*** Records for the exercise

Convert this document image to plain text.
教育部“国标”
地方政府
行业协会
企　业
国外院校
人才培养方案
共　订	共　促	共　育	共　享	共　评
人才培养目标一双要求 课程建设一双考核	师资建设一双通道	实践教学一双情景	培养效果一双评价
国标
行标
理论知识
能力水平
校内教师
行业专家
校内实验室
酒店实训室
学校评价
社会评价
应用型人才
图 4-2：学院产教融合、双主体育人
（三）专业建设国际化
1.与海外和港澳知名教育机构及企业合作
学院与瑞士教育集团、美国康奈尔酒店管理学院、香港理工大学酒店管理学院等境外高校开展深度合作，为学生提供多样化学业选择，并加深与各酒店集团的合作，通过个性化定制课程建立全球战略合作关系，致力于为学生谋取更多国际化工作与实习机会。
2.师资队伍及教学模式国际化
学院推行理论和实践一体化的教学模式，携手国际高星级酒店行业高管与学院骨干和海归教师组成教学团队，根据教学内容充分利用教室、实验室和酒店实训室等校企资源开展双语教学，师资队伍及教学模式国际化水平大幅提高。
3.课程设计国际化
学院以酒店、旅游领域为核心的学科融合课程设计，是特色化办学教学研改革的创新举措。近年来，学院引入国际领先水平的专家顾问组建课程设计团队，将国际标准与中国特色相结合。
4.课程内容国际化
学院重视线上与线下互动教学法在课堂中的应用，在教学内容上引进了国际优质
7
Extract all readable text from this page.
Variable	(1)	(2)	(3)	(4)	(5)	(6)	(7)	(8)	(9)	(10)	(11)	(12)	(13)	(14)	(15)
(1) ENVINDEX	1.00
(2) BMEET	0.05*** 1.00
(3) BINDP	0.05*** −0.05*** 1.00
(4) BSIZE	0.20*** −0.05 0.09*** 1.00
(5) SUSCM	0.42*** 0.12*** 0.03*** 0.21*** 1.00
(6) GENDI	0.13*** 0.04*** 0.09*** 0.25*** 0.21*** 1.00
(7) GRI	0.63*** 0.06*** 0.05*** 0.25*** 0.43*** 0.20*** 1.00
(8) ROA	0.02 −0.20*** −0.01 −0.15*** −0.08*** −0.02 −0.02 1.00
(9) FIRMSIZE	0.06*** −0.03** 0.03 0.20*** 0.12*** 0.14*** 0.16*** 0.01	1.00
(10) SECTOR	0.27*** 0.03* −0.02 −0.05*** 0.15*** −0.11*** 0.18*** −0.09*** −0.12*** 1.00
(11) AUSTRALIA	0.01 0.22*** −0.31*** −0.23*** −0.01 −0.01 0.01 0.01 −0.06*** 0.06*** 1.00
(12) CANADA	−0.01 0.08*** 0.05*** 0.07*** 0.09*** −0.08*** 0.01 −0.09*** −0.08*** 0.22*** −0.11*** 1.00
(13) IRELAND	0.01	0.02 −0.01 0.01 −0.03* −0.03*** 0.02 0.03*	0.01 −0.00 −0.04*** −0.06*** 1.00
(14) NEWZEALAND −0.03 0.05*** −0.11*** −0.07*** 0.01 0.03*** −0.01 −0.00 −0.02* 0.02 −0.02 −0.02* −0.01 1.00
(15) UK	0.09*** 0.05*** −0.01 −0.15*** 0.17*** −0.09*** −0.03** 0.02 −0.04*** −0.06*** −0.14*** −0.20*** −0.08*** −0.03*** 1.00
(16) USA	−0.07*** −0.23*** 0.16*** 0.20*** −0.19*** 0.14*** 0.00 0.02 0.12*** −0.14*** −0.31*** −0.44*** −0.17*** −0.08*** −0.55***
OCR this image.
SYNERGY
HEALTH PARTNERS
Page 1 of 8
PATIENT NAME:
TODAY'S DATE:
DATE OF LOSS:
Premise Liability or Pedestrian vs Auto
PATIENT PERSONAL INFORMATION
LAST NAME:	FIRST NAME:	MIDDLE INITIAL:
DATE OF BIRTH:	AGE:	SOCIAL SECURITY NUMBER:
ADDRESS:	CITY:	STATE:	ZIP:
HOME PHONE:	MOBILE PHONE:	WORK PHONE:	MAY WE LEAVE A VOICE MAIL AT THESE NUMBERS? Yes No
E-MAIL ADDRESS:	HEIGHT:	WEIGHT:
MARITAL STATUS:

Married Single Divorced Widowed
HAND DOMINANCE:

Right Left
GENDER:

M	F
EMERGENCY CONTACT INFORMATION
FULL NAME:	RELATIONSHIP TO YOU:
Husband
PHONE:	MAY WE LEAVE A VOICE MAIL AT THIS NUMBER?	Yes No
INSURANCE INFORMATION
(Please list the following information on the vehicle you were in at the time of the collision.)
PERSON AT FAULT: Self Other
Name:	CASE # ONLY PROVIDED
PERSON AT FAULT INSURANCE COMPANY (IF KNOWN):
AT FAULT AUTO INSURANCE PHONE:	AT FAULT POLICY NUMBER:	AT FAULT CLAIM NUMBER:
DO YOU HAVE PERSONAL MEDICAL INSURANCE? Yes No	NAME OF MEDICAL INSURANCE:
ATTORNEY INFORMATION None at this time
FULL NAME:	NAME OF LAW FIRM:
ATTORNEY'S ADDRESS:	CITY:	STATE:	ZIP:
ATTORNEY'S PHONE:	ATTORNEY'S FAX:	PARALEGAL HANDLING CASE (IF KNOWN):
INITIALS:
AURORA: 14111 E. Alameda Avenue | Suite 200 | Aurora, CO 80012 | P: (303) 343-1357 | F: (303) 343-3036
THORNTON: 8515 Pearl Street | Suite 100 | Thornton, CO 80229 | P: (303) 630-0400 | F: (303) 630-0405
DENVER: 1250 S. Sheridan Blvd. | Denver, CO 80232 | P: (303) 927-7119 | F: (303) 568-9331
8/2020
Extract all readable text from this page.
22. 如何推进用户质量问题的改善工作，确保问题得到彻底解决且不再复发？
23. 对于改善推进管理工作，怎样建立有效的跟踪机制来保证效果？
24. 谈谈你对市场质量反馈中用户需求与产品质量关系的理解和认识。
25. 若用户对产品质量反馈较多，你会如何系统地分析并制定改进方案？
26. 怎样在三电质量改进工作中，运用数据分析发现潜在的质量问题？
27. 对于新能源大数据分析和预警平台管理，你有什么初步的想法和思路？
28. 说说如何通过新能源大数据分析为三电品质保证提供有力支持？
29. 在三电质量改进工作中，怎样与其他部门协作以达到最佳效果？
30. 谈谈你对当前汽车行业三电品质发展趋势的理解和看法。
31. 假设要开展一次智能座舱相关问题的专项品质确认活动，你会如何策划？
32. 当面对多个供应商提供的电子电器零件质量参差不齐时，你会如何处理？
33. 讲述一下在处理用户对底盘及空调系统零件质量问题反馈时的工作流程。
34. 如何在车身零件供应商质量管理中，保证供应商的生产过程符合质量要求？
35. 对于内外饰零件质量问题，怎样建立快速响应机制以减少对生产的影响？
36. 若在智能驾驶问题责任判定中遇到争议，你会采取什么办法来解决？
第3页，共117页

******

→ **Set problem**
Once more, set down the full listing, verbatim.

→ **Solution to this task**
Convert this document image to plain text.
教育部“国标”
地方政府
行业协会
企　业
国外院校
人才培养方案
共　订	共　促	共　育	共　享	共　评
人才培养目标一双要求 课程建设一双考核	师资建设一双通道	实践教学一双情景	培养效果一双评价
国标
行标
理论知识
能力水平
校内教师
行业专家
校内实验室
酒店实训室
学校评价
社会评价
应用型人才
图 4-2：学院产教融合、双主体育人
（三）专业建设国际化
1.与海外和港澳知名教育机构及企业合作
学院与瑞士教育集团、美国康奈尔酒店管理学院、香港理工大学酒店管理学院等境外高校开展深度合作，为学生提供多样化学业选择，并加深与各酒店集团的合作，通过个性化定制课程建立全球战略合作关系，致力于为学生谋取更多国际化工作与实习机会。
2.师资队伍及教学模式国际化
学院推行理论和实践一体化的教学模式，携手国际高星级酒店行业高管与学院骨干和海归教师组成教学团队，根据教学内容充分利用教室、实验室和酒店实训室等校企资源开展双语教学，师资队伍及教学模式国际化水平大幅提高。
3.课程设计国际化
学院以酒店、旅游领域为核心的学科融合课程设计，是特色化办学教学研改革的创新举措。近年来，学院引入国际领先水平的专家顾问组建课程设计团队，将国际标准与中国特色相结合。
4.课程内容国际化
学院重视线上与线下互动教学法在课堂中的应用，在教学内容上引进了国际优质
7
Extract all readable text from this page.
Variable	(1)	(2)	(3)	(4)	(5)	(6)	(7)	(8)	(9)	(10)	(11)	(12)	(13)	(14)	(15)
(1) ENVINDEX	1.00
(2) BMEET	0.05*** 1.00
(3) BINDP	0.05*** −0.05*** 1.00
(4) BSIZE	0.20*** −0.05 0.09*** 1.00
(5) SUSCM	0.42*** 0.12*** 0.03*** 0.21*** 1.00
(6) GENDI	0.13*** 0.04*** 0.09*** 0.25*** 0.21*** 1.00
(7) GRI	0.63*** 0.06*** 0.05*** 0.25*** 0.43*** 0.20*** 1.00
(8) ROA	0.02 −0.20*** −0.01 −0.15*** −0.08*** −0.02 −0.02 1.00
(9) FIRMSIZE	0.06*** −0.03** 0.03 0.20*** 0.12*** 0.14*** 0.16*** 0.01	1.00
(10) SECTOR	0.27*** 0.03* −0.02 −0.05*** 0.15*** −0.11*** 0.18*** −0.09*** −0.12*** 1.00
(11) AUSTRALIA	0.01 0.22*** −0.31*** −0.23*** −0.01 −0.01 0.01 0.01 −0.06*** 0.06*** 1.00
(12) CANADA	−0.01 0.08*** 0.05*** 0.07*** 0.09*** −0.08*** 0.01 −0.09*** −0.08*** 0.22*** −0.11*** 1.00
(13) IRELAND	0.01	0.02 −0.01 0.01 −0.03* −0.03*** 0.02 0.03*	0.01 −0.00 −0.04*** −0.06*** 1.00
(14) NEWZEALAND −0.03 0.05*** −0.11*** −0.07*** 0.01 0.03*** −0.01 −0.00 −0.02* 0.02 −0.02 −0.02* −0.01 1.00
(15) UK	0.09*** 0.05*** −0.01 −0.15*** 0.17*** −0.09*** −0.03** 0.02 −0.04*** −0.06*** −0.14*** −0.20*** −0.08*** −0.03*** 1.00
(16) USA	−0.07*** −0.23*** 0.16*** 0.20*** −0.19*** 0.14*** 0.00 0.02 0.12*** −0.14*** −0.31*** −0.44*** −0.17*** −0.08*** −0.55***
OCR this image.
SYNERGY
HEALTH PARTNERS
Page 1 of 8
PATIENT NAME:
TODAY'S DATE:
DATE OF LOSS:
Premise Liability or Pedestrian vs Auto
PATIENT PERSONAL INFORMATION
LAST NAME:	FIRST NAME:	MIDDLE INITIAL:
DATE OF BIRTH:	AGE:	SOCIAL SECURITY NUMBER:
ADDRESS:	CITY:	STATE:	ZIP:
HOME PHONE:	MOBILE PHONE:	WORK PHONE:	MAY WE LEAVE A VOICE MAIL AT THESE NUMBERS? Yes No
E-MAIL ADDRESS:	HEIGHT:	WEIGHT:
MARITAL STATUS:

Married Single Divorced Widowed
HAND DOMINANCE:

Right Left
GENDER:

M	F
EMERGENCY CONTACT INFORMATION
FULL NAME:	RELATIONSHIP TO YOU:
Husband
PHONE:	MAY WE LEAVE A VOICE MAIL AT THIS NUMBER?	Yes No
INSURANCE INFORMATION
(Please list the following information on the vehicle you were in at the time of the collision.)
PERSON AT FAULT: Self Other
Name:	CASE # ONLY PROVIDED
PERSON AT FAULT INSURANCE COMPANY (IF KNOWN):
AT FAULT AUTO INSURANCE PHONE:	AT FAULT POLICY NUMBER:	AT FAULT CLAIM NUMBER:
DO YOU HAVE PERSONAL MEDICAL INSURANCE? Yes No	NAME OF MEDICAL INSURANCE:
ATTORNEY INFORMATION None at this time
FULL NAME:	NAME OF LAW FIRM:
ATTORNEY'S ADDRESS:	CITY:	STATE:	ZIP:
ATTORNEY'S PHONE:	ATTORNEY'S FAX:	PARALEGAL HANDLING CASE (IF KNOWN):
INITIALS:
AURORA: 14111 E. Alameda Avenue | Suite 200 | Aurora, CO 80012 | P: (303) 343-1357 | F: (303) 343-3036
THORNTON: 8515 Pearl Street | Suite 100 | Thornton, CO 80229 | P: (303) 630-0400 | F: (303) 630-0405
DENVER: 1250 S. Sheridan Blvd. | Denver, CO 80232 | P: (303) 927-7119 | F: (303) 568-9331
8/2020
Extract all readable text from this page.
22. 如何推进用户质量问题的改善工作，确保问题得到彻底解决且不再复发？
23. 对于改善推进管理工作，怎样建立有效的跟踪机制来保证效果？
24. 谈谈你对市场质量反馈中用户需求与产品质量关系的理解和认识。
25. 若用户对产品质量反馈较多，你会如何系统地分析并制定改进方案？
26. 怎样在三电质量改进工作中，运用数据分析发现潜在的质量问题？
27. 对于新能源大数据分析和预警平台管理，你有什么初步的想法和思路？
28. 说说如何通过新能源大数据分析为三电品质保证提供有力支持？
29. 在三电质量改进工作中，怎样与其他部门协作以达到最佳效果？
30. 谈谈你对当前汽车行业三电品质发展趋势的理解和看法。
31. 假设要开展一次智能座舱相关问题的专项品质确认活动，你会如何策划？
32. 当面对多个供应商提供的电子电器零件质量参差不齐时，你会如何处理？
33. 讲述一下在处理用户对底盘及空调系统零件质量问题反馈时的工作流程。
34. 如何在车身零件供应商质量管理中，保证供应商的生产过程符合质量要求？
35. 对于内外饰零件质量问题，怎样建立快速响应机制以减少对生产的影响？
36. 若在智能驾驶问题责任判定中遇到争议，你会采取什么办法来解决？
第3页，共117页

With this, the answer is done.